▼▼▼

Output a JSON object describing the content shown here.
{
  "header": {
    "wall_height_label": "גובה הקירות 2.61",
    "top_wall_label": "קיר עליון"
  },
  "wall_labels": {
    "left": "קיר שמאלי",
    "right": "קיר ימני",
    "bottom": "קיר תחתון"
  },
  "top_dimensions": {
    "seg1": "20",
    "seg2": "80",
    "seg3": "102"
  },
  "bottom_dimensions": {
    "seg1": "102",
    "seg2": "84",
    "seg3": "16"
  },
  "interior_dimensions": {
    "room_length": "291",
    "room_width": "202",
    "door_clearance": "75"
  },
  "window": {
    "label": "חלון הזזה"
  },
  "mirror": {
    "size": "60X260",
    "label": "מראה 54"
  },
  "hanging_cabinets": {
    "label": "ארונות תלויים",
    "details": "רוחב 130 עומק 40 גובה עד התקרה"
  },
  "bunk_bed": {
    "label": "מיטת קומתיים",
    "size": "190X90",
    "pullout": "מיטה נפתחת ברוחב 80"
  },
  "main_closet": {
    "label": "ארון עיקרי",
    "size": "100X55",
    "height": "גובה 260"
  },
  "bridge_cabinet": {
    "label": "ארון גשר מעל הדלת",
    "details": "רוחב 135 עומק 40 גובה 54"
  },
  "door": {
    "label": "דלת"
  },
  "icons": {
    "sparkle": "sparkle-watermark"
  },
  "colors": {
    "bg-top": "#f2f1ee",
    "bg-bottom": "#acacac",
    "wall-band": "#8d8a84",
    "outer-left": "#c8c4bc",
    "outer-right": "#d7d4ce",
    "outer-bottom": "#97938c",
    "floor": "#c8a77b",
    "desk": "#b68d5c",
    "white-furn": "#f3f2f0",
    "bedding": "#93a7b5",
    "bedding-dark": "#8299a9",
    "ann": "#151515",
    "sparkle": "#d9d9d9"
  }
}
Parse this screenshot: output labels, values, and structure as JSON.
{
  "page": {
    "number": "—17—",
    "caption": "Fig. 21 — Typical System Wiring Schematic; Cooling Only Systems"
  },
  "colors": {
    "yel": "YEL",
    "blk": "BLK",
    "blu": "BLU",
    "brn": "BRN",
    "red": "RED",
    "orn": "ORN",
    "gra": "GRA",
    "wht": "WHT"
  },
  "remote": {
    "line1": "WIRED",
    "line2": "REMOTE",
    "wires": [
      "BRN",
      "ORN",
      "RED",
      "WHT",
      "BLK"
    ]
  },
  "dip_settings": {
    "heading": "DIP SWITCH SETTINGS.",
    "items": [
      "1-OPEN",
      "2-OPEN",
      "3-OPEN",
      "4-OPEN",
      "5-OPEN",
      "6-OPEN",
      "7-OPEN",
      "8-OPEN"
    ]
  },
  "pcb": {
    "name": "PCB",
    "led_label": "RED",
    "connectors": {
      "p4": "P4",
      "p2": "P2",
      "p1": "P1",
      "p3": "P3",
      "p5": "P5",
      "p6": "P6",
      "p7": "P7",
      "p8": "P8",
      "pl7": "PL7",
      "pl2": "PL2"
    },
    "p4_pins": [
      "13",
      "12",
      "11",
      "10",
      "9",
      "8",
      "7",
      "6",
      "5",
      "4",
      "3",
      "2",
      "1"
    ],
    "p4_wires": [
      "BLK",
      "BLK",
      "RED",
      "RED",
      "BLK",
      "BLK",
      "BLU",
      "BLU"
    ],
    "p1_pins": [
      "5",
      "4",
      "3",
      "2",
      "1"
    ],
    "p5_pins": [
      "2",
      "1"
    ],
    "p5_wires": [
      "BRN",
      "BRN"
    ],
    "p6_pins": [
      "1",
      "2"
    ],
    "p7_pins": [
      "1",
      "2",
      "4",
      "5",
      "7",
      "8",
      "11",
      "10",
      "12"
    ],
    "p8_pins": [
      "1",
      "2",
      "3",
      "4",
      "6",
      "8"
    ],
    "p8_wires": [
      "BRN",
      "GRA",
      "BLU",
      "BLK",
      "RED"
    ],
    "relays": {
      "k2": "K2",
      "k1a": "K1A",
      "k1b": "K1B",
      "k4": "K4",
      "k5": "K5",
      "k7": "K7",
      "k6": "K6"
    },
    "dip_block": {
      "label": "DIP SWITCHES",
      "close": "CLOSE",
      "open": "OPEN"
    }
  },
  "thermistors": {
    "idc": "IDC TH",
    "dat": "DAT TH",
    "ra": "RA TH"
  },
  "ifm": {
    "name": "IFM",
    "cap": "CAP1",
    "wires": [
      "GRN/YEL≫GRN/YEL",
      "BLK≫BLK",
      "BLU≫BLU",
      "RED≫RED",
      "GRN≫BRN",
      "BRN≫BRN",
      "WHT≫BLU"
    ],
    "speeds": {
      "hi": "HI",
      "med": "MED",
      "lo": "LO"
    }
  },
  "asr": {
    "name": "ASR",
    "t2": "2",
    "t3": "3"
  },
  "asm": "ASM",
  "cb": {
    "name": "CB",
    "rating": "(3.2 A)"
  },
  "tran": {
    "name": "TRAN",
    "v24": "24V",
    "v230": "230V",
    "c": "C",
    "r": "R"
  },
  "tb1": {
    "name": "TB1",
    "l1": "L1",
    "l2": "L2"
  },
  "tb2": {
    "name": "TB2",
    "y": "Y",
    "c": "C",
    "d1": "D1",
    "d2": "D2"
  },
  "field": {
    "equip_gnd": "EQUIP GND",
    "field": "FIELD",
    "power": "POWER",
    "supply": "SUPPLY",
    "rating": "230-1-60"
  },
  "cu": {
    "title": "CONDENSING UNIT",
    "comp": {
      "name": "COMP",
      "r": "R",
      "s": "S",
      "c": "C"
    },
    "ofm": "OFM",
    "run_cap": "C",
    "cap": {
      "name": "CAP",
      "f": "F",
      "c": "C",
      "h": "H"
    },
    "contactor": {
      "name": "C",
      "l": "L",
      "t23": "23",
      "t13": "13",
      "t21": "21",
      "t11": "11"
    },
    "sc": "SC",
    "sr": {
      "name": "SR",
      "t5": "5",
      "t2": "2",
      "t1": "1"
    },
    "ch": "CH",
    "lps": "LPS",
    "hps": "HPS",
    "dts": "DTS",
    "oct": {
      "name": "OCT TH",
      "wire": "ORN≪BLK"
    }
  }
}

▲▲▲

§ **TASK REQUIREMENTS**:
Would you copy out each line exactly as written?

§ **RESULT OF THE TASK**:
Output a JSON object describing the content shown here.
{
  "header": {
    "wall_height_label": "גובה הקירות 2.61",
    "top_wall_label": "קיר עליון"
  },
  "wall_labels": {
    "left": "קיר שמאלי",
    "right": "קיר ימני",
    "bottom": "קיר תחתון"
  },
  "top_dimensions": {
    "seg1": "20",
    "seg2": "80",
    "seg3": "102"
  },
  "bottom_dimensions": {
    "seg1": "102",
    "seg2": "84",
    "seg3": "16"
  },
  "interior_dimensions": {
    "room_length": "291",
    "room_width": "202",
    "door_clearance": "75"
  },
  "window": {
    "label": "חלון הזזה"
  },
  "mirror": {
    "size": "60X260",
    "label": "מראה 54"
  },
  "hanging_cabinets": {
    "label": "ארונות תלויים",
    "details": "רוחב 130 עומק 40 גובה עד התקרה"
  },
  "bunk_bed": {
    "label": "מיטת קומתיים",
    "size": "190X90",
    "pullout": "מיטה נפתחת ברוחב 80"
  },
  "main_closet": {
    "label": "ארון עיקרי",
    "size": "100X55",
    "height": "גובה 260"
  },
  "bridge_cabinet": {
    "label": "ארון גשר מעל הדלת",
    "details": "רוחב 135 עומק 40 גובה 54"
  },
  "door": {
    "label": "דלת"
  },
  "icons": {
    "sparkle": "sparkle-watermark"
  },
  "colors": {
    "bg-top": "#f2f1ee",
    "bg-bottom": "#acacac",
    "wall-band": "#8d8a84",
    "outer-left": "#c8c4bc",
    "outer-right": "#d7d4ce",
    "outer-bottom": "#97938c",
    "floor": "#c8a77b",
    "desk": "#b68d5c",
    "white-furn": "#f3f2f0",
    "bedding": "#93a7b5",
    "bedding-dark": "#8299a9",
    "ann": "#151515",
    "sparkle": "#d9d9d9"
  }
}
Parse this screenshot: output labels, values, and structure as JSON.
{
  "page": {
    "number": "—17—",
    "caption": "Fig. 21 — Typical System Wiring Schematic; Cooling Only Systems"
  },
  "colors": {
    "yel": "YEL",
    "blk": "BLK",
    "blu": "BLU",
    "brn": "BRN",
    "red": "RED",
    "orn": "ORN",
    "gra": "GRA",
    "wht": "WHT"
  },
  "remote": {
    "line1": "WIRED",
    "line2": "REMOTE",
    "wires": [
      "BRN",
      "ORN",
      "RED",
      "WHT",
      "BLK"
    ]
  },
  "dip_settings": {
    "heading": "DIP SWITCH SETTINGS.",
    "items": [
      "1-OPEN",
      "2-OPEN",
      "3-OPEN",
      "4-OPEN",
      "5-OPEN",
      "6-OPEN",
      "7-OPEN",
      "8-OPEN"
    ]
  },
  "pcb": {
    "name": "PCB",
    "led_label": "RED",
    "connectors": {
      "p4": "P4",
      "p2": "P2",
      "p1": "P1",
      "p3": "P3",
      "p5": "P5",
      "p6": "P6",
      "p7": "P7",
      "p8": "P8",
      "pl7": "PL7",
      "pl2": "PL2"
    },
    "p4_pins": [
      "13",
      "12",
      "11",
      "10",
      "9",
      "8",
      "7",
      "6",
      "5",
      "4",
      "3",
      "2",
      "1"
    ],
    "p4_wires": [
      "BLK",
      "BLK",
      "RED",
      "RED",
      "BLK",
      "BLK",
      "BLU",
      "BLU"
    ],
    "p1_pins": [
      "5",
      "4",
      "3",
      "2",
      "1"
    ],
    "p5_pins": [
      "2",
      "1"
    ],
    "p5_wires": [
      "BRN",
      "BRN"
    ],
    "p6_pins": [
      "1",
      "2"
    ],
    "p7_pins": [
      "1",
      "2",
      "4",
      "5",
      "7",
      "8",
      "11",
      "10",
      "12"
    ],
    "p8_pins": [
      "1",
      "2",
      "3",
      "4",
      "6",
      "8"
    ],
    "p8_wires": [
      "BRN",
      "GRA",
      "BLU",
      "BLK",
      "RED"
    ],
    "relays": {
      "k2": "K2",
      "k1a": "K1A",
      "k1b": "K1B",
      "k4": "K4",
      "k5": "K5",
      "k7": "K7",
      "k6": "K6"
    },
    "dip_block": {
      "label": "DIP SWITCHES",
      "close": "CLOSE",
      "open": "OPEN"
    }
  },
  "thermistors": {
    "idc": "IDC TH",
    "dat": "DAT TH",
    "ra": "RA TH"
  },
  "ifm": {
    "name": "IFM",
    "cap": "CAP1",
    "wires": [
      "GRN/YEL≫GRN/YEL",
      "BLK≫BLK",
      "BLU≫BLU",
      "RED≫RED",
      "GRN≫BRN",
      "BRN≫BRN",
      "WHT≫BLU"
    ],
    "speeds": {
      "hi": "HI",
      "med": "MED",
      "lo": "LO"
    }
  },
  "asr": {
    "name": "ASR",
    "t2": "2",
    "t3": "3"
  },
  "asm": "ASM",
  "cb": {
    "name": "CB",
    "rating": "(3.2 A)"
  },
  "tran": {
    "name": "TRAN",
    "v24": "24V",
    "v230": "230V",
    "c": "C",
    "r": "R"
  },
  "tb1": {
    "name": "TB1",
    "l1": "L1",
    "l2": "L2"
  },
  "tb2": {
    "name": "TB2",
    "y": "Y",
    "c": "C",
    "d1": "D1",
    "d2": "D2"
  },
  "field": {
    "equip_gnd": "EQUIP GND",
    "field": "FIELD",
    "power": "POWER",
    "supply": "SUPPLY",
    "rating": "230-1-60"
  },
  "cu": {
    "title": "CONDENSING UNIT",
    "comp": {
      "name": "COMP",
      "r": "R",
      "s": "S",
      "c": "C"
    },
    "ofm": "OFM",
    "run_cap": "C",
    "cap": {
      "name": "CAP",
      "f": "F",
      "c": "C",
      "h": "H"
    },
    "contactor": {
      "name": "C",
      "l": "L",
      "t23": "23",
      "t13": "13",
      "t21": "21",
      "t11": "11"
    },
    "sc": "SC",
    "sr": {
      "name": "SR",
      "t5": "5",
      "t2": "2",
      "t1": "1"
    },
    "ch": "CH",
    "lps": "LPS",
    "hps": "HPS",
    "dts": "DTS",
    "oct": {
      "name": "OCT TH",
      "wire": "ORN≪BLK"
    }
  }
}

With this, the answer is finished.